[Data entries]
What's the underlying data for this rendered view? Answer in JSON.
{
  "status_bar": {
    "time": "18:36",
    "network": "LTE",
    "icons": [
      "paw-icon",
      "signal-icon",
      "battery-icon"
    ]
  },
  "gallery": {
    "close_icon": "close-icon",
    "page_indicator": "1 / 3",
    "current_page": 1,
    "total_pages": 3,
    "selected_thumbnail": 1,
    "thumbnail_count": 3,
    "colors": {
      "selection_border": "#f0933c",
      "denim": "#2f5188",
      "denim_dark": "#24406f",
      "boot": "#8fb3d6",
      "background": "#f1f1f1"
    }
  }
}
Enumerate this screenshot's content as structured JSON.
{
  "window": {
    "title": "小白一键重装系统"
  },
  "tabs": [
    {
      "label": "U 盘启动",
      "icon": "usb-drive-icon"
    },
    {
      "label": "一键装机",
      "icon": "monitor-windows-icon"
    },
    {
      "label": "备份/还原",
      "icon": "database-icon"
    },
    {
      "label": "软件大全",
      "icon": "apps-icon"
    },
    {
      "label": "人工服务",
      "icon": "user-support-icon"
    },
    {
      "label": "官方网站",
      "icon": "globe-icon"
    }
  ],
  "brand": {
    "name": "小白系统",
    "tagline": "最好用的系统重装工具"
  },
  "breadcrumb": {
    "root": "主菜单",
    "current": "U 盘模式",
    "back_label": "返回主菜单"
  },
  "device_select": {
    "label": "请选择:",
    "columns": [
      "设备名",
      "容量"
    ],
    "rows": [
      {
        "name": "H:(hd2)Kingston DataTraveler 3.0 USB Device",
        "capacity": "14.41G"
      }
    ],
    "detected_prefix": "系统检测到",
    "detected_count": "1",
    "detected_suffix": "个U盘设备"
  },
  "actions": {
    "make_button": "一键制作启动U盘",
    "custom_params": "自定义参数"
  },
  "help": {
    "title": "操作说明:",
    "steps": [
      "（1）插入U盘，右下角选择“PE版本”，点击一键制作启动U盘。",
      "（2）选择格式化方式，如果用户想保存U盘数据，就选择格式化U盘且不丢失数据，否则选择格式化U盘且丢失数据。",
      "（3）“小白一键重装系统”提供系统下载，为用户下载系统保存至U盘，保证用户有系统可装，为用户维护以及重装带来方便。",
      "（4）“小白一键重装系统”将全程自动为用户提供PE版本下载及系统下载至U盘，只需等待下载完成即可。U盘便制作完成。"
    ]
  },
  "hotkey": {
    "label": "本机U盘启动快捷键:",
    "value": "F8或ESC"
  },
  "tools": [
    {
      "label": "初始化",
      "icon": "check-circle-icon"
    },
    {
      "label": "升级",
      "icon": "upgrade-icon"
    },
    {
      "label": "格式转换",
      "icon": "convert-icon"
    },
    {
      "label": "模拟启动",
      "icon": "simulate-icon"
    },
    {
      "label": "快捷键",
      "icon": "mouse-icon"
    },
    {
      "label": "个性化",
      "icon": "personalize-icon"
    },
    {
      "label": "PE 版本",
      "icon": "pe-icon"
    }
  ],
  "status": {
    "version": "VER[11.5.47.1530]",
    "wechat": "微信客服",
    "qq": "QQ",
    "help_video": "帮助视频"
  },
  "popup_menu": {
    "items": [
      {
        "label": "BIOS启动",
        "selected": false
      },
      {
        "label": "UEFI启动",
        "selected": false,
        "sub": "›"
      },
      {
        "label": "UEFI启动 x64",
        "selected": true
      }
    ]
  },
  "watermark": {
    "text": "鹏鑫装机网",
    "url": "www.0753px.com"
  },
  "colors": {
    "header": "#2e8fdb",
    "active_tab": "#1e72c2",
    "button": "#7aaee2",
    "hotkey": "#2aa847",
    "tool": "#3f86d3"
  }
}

#### REQUIREMENT:
Among the lines of the data, identify those with the word "JSON". Copy each of them.

#### OUTPUT BELOW:
What's the underlying data for this rendered view? Answer in JSON.
Enumerate this screenshot's content as structured JSON.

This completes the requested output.